Excerpt to read:
--- Begin ---
An Ocean Day in January

One of my sisters and her husband spent a week with us in January! They were escaping the cold of the north, and happened upon a beautiful warm week in the south!

It was a wonderful time with them. Of course, with living far away from my family, it is always so special to be able to spend some time with them! We dream of the day of living near each other!

lovely ervina

One of those days was exceptionally warm, even for us in the south, and so we could not pass up a chance to go to the ocean together, in January of all times! It was a lovely day, and while not exactly toasty, it was very comfortable and the kiddos didn’t even seem to mind the frigidly cold water. Why do children never seem to mind icy water, I wonder?

My children are so blessed with their aunties and uncles. The are so involved in our children’s lives, and intentional about relationships even with these little people. It’s no wonder my children adore them!

best auntie ever

As my daughters grow, it is so special to see a sister-bond develop between them too.
Having a sister is such a precious gift!

little sisters

sisterhood

And my very own sister, one of three treasured gifts.

sisters

 

The day at the ocean was also to celebrate 100 days of school for the girls – Kindergarten and 2nd grade. That day always feels like a milestone, and very throwing a party about! :)

This is a beach we have gone to very often, but never before have we seen sand dollars like we did this day. There were literally hundreds of them, buried just below the surface of the sand. The little guys had so much fun finding them from the tell-tale little air holes in the sand, and collected quite a pile! They were all living, so we did make sure we returned them to the ocean before we left. :)
--- End ---
Actions to take:
A) Quote every sentence ending in an exclamation point from the two paragraphs of the ocean day post that begin "One of my sisters" and "It was a wonderful time."
B) Carry on the ocean day post with a new paragraph that follows its final sentence.
The items that come next have no connection to the post about an ocean day in January.

Supplied entries:
--- Begin ---
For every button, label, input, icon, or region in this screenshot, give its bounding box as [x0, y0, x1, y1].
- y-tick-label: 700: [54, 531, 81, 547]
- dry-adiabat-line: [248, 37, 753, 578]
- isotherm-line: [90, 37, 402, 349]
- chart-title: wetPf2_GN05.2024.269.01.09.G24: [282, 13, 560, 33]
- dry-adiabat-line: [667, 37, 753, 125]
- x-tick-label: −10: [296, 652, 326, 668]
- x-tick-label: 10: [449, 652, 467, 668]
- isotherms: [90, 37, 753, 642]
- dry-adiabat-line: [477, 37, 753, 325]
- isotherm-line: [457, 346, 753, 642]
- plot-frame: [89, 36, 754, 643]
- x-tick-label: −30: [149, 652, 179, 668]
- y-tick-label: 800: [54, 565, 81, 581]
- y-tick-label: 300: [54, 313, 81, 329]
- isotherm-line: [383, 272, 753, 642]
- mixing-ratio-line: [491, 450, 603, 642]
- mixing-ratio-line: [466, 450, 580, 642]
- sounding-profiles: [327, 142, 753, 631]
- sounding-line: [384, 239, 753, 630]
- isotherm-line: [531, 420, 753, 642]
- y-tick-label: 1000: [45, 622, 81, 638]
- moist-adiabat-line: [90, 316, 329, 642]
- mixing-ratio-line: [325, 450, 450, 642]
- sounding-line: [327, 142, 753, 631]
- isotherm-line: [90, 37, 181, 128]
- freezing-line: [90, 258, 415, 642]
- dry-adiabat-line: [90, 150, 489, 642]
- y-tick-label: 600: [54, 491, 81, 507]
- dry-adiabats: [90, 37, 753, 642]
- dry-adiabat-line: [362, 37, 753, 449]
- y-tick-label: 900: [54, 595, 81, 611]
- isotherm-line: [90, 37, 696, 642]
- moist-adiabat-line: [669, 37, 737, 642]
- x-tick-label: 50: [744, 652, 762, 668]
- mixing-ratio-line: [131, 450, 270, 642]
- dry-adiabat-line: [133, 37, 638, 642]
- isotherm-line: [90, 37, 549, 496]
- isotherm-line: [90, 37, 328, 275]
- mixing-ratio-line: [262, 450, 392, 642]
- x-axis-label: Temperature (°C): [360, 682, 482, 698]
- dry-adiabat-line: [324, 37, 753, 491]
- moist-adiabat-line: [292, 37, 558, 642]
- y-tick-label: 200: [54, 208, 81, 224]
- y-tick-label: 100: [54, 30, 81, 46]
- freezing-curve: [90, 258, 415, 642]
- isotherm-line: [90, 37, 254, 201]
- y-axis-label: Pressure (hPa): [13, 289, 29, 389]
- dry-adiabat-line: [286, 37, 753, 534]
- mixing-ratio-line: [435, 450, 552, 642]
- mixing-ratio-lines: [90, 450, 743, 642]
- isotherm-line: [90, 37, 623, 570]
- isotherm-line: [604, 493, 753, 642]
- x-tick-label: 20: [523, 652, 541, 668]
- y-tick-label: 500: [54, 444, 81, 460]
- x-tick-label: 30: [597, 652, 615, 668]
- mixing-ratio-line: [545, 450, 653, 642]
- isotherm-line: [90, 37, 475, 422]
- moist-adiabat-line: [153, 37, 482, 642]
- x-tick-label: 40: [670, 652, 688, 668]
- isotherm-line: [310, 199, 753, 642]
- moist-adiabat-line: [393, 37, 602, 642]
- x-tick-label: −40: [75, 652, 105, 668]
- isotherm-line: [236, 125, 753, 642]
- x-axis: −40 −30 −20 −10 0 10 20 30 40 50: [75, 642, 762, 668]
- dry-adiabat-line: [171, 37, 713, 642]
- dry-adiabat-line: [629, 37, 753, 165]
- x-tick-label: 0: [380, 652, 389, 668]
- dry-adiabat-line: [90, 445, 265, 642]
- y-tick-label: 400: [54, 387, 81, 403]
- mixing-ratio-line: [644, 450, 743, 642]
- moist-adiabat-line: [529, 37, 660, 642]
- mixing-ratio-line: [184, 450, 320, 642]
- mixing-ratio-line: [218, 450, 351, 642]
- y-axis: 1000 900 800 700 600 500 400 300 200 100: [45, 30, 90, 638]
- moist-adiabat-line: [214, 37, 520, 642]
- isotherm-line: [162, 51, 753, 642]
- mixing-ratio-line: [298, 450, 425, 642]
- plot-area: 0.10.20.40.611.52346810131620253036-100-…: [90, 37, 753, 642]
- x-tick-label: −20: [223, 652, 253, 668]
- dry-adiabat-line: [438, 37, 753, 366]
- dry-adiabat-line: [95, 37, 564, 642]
--- End ---
Task answers:
A)
One of my sisters and her husband spent a week with us in January!
They were escaping the cold of the north, and happened upon a beautiful warm week in the south!
Of course, with living far away from my family, it is always so special to be able to spend some time with them!
We dream of the day of living near each other!

B)
finding sand dollars
“Wook, mommy! It’s a BABY one!” Hudson was so delighted.

baby sand dollars

100 days of school

Hudson took along his little stick horse – why,  I don’t know. But a lot of energy was burned galloping along the seashore.

Ocean day in January 003

And Zoe, little bookworm, brought along a book. Long-gone are the days when I am able to read a book at the beach (3 kids?!), but I remember how I used to love it, and I love to watch her.

book worm beach girl

 

As you can see, Ervina is expecting a precious little baby! Two of my sisters (Claudia and Ervina) are expecting new babies this spring, and we are just over the moon excited for them! We come from a long line of baby lovers, and we absolutely cannot wait for these precious children to join our family!!
And of course, we had to take a few pictures… The evening was a glowing, golden sunset, and it was so fun to be able to capture this precious time of pregnancy!

beautiful pregnancy

ocean maternity pictures ocean pregnancy pictures maternity picture at the ocean ocean maternity picture

maternity ocean pictures

beautiful pregnancy 20 weeks maternity 20 weeks 20 weeks maternity at the ocean

beautiful maternity

Isn’t she beautiful, and radiant? I love to just watch her, her peace and joy.

Those qualities are fascinating to observe. It’s something intriguing, curious;
making you wonder what is going on within to produce the outward character.

If you have followed my blog for some time, you will remember that a little over a year ago I did a maternity shoot for her, and then that her sweet little boy awoke to see the face of Jesus, rather than the faces of his mommy and daddy.

This past year has been one of incredible sadness and sorrow, of walking depths of pain no parents should ever walk. No parent should ever lose their child, not as a baby, not as a young man.

And more recently, there have been some months of such joy as a new baby is being formed with her, and she feels his/or her kicks and hiccups.  There is no way possible that this baby can ever replace little Kenneth, or take away the loss of their firstborn baby. This is a baby all his own, with his own place to fill, his own joy to give, his own life to live. This little baby is so loved already!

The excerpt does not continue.